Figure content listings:

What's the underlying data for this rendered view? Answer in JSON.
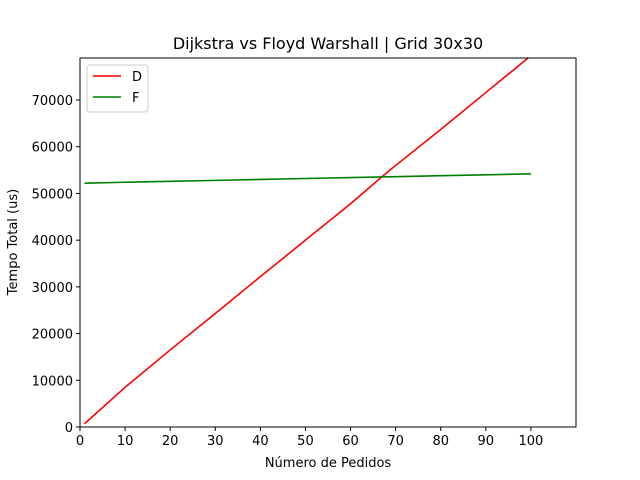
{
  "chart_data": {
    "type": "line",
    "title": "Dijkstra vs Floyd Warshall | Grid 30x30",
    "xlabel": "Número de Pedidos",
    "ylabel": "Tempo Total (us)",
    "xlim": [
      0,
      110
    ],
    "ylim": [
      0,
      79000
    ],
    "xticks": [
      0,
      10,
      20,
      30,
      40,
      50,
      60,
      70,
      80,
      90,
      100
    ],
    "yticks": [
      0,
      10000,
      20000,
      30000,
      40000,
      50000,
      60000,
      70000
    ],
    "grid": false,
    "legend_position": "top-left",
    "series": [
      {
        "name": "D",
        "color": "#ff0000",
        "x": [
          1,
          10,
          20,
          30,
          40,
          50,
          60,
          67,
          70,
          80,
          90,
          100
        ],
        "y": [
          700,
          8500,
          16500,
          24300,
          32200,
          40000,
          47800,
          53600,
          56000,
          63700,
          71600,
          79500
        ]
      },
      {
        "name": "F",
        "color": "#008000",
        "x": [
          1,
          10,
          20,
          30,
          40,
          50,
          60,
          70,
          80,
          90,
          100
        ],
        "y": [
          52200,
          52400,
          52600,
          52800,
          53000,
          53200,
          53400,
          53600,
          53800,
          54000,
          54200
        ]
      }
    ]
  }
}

** Work to be completed **
Pictures stay out; reproduce every line of the records exactly.

** Solution for this task **
What's the underlying data for this rendered view? Answer in JSON.
{
  "chart_data": {
    "type": "line",
    "title": "Dijkstra vs Floyd Warshall | Grid 30x30",
    "xlabel": "Número de Pedidos",
    "ylabel": "Tempo Total (us)",
    "xlim": [
      0,
      110
    ],
    "ylim": [
      0,
      79000
    ],
    "xticks": [
      0,
      10,
      20,
      30,
      40,
      50,
      60,
      70,
      80,
      90,
      100
    ],
    "yticks": [
      0,
      10000,
      20000,
      30000,
      40000,
      50000,
      60000,
      70000
    ],
    "grid": false,
    "legend_position": "top-left",
    "series": [
      {
        "name": "D",
        "color": "#ff0000",
        "x": [
          1,
          10,
          20,
          30,
          40,
          50,
          60,
          67,
          70,
          80,
          90,
          100
        ],
        "y": [
          700,
          8500,
          16500,
          24300,
          32200,
          40000,
          47800,
          53600,
          56000,
          63700,
          71600,
          79500
        ]
      },
      {
        "name": "F",
        "color": "#008000",
        "x": [
          1,
          10,
          20,
          30,
          40,
          50,
          60,
          70,
          80,
          90,
          100
        ],
        "y": [
          52200,
          52400,
          52600,
          52800,
          53000,
          53200,
          53400,
          53600,
          53800,
          54000,
          54200
        ]
      }
    ]
  }
}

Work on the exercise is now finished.